> **WHAT IS EXPECTED**
Extract the lines that carry the string "document" from the listing.

> **DATASET EXTRACT**
-=-=-=-=-

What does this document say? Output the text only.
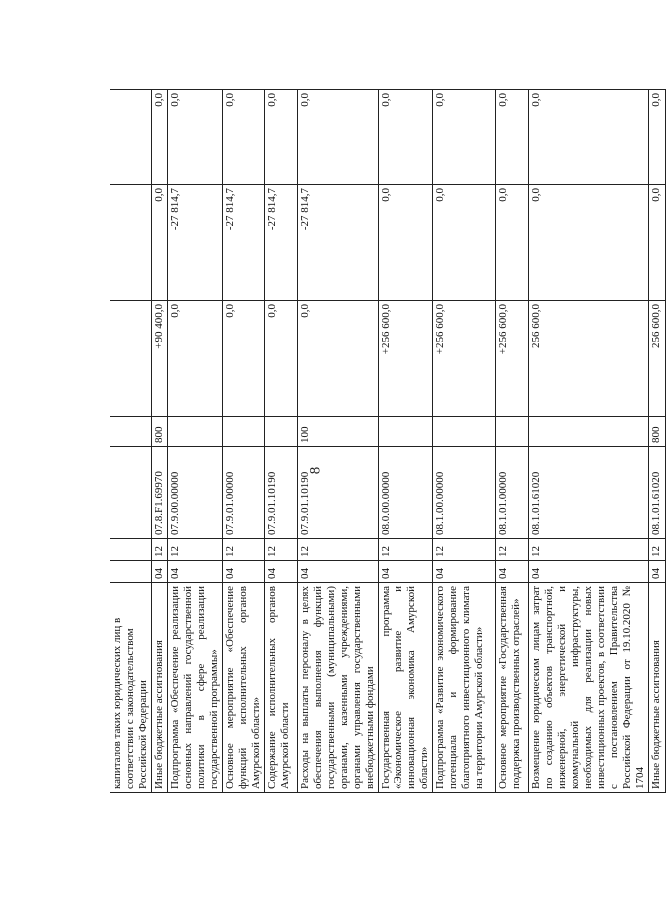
8
капиталов таких юридических лиц в соответствии с законодательством Российской Федерации							
Иные бюджетные ассигнования	04	12	07.8.F1.69970	800	+90 400,0	0,0	0,0
Подпрограмма «Обеспечение реализации основных направлений государственной политики в сфере реализации государственной программы»	04	12	07.9.00.00000		0,0	-27 814,7	0,0
Основное мероприятие «Обеспечение функций исполнительных органов Амурской области»	04	12	07.9.01.00000		0,0	-27 814,7	0,0
Содержание исполнительных органов Амурской области	04	12	07.9.01.10190		0,0	-27 814,7	0,0
Расходы на выплаты персоналу в целях обеспечения выполнения функций государственными (муниципальными) органами, казенными учреждениями, органами управления государственными внебюджетными фондами	04	12	07.9.01.10190	100	0,0	-27 814,7	0,0
Государственная программа «Экономическое развитие и инновационная экономика Амурской области»	04	12	08.0.00.00000		+256 600,0	0,0	0,0
Подпрограмма «Развитие экономического потенциала и формирование благоприятного инвестиционного климата на территории Амурской области»	04	12	08.1.00.00000		+256 600,0	0,0	0,0
Основное мероприятие «Государственная поддержка производственных отраслей»	04	12	08.1.01.00000		+256 600,0	0,0	0,0
Возмещение юридическим лицам затрат по созданию объектов транспортной, инженерной, энергетической и коммунальной инфраструктуры, необходимых для реализации новых инвестиционных проектов, в соответствии с постановлением Правительства Российской Федерации от 19.10.2020 № 1704	04	12	08.1.01.61020		256 600,0	0,0	0,0
Иные бюджетные ассигнования	04	12	08.1.01.61020	800	256 600,0	0,0	0,0
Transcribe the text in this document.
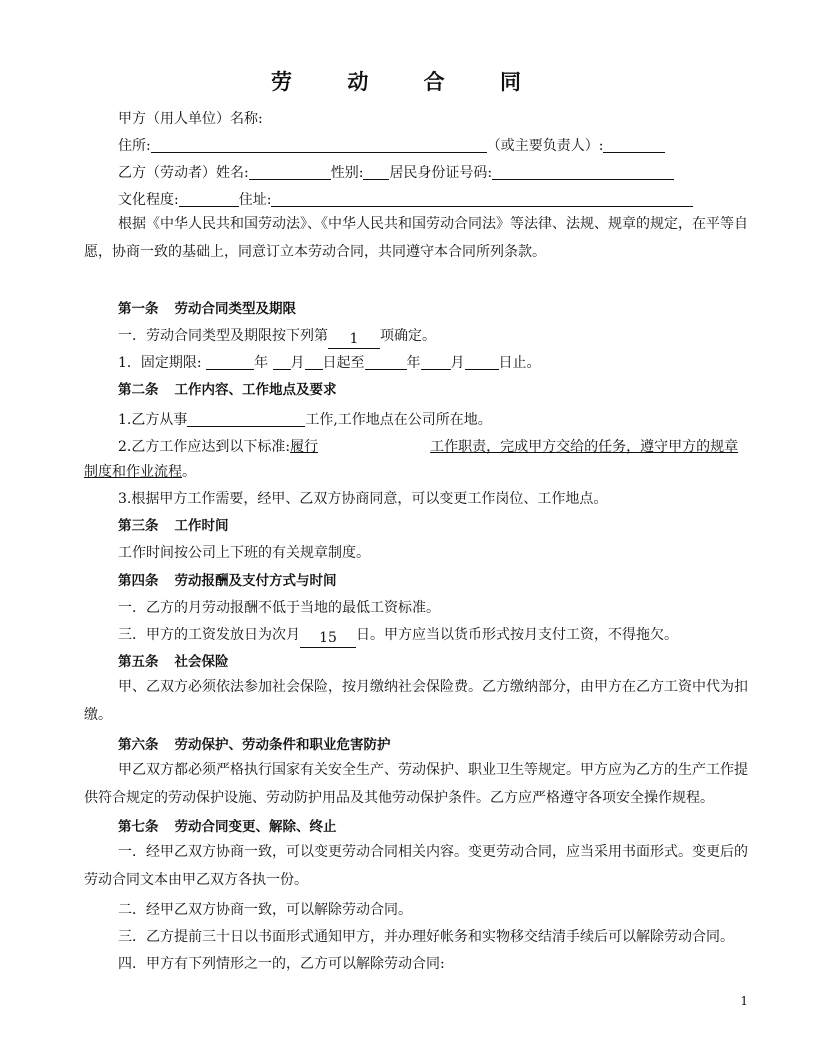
劳 动 合 同
甲方（用人单位）名称:
住所:	（或主要负责人）:
乙方（劳动者）姓名:	性别: 居民身份证号码:
文化程度:	住址:
根据《中华人民共和国劳动法》、《中华人民共和国劳动合同法》等法律、法规、规章的规定，在平等自愿，协商一致的基础上，同意订立本劳动合同，共同遵守本合同所列条款。
第一条 劳动合同类型及期限
一．劳动合同类型及期限按下列第 1 项确定。
1．固定期限:	年 月 日起至	年 月 日止。
第二条 工作内容、工作地点及要求
1.乙方从事	工作,工作地点在公司所在地。
2.乙方工作应达到以下标准:履行	工作职责，完成甲方交给的任务，遵守甲方的规章
制度和作业流程。
3.根据甲方工作需要，经甲、乙双方协商同意，可以变更工作岗位、工作地点。
第三条 工作时间
工作时间按公司上下班的有关规章制度。
第四条 劳动报酬及支付方式与时间
一．乙方的月劳动报酬不低于当地的最低工资标准。
三．甲方的工资发放日为次月 15 日。甲方应当以货币形式按月支付工资，不得拖欠。
第五条 社会保险
甲、乙双方必须依法参加社会保险，按月缴纳社会保险费。乙方缴纳部分，由甲方在乙方工资中代为扣缴。
第六条 劳动保护、劳动条件和职业危害防护
甲乙双方都必须严格执行国家有关安全生产、劳动保护、职业卫生等规定。甲方应为乙方的生产工作提供符合规定的劳动保护设施、劳动防护用品及其他劳动保护条件。乙方应严格遵守各项安全操作规程。
第七条 劳动合同变更、解除、终止
一．经甲乙双方协商一致，可以变更劳动合同相关内容。变更劳动合同，应当采用书面形式。变更后的劳动合同文本由甲乙双方各执一份。
二．经甲乙双方协商一致，可以解除劳动合同。
三．乙方提前三十日以书面形式通知甲方，并办理好帐务和实物移交结清手续后可以解除劳动合同。
四．甲方有下列情形之一的，乙方可以解除劳动合同:
1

-=-=-=-=-

> **TASK SOLUTION**
What does this document say? Output the text only.
Transcribe the text in this document.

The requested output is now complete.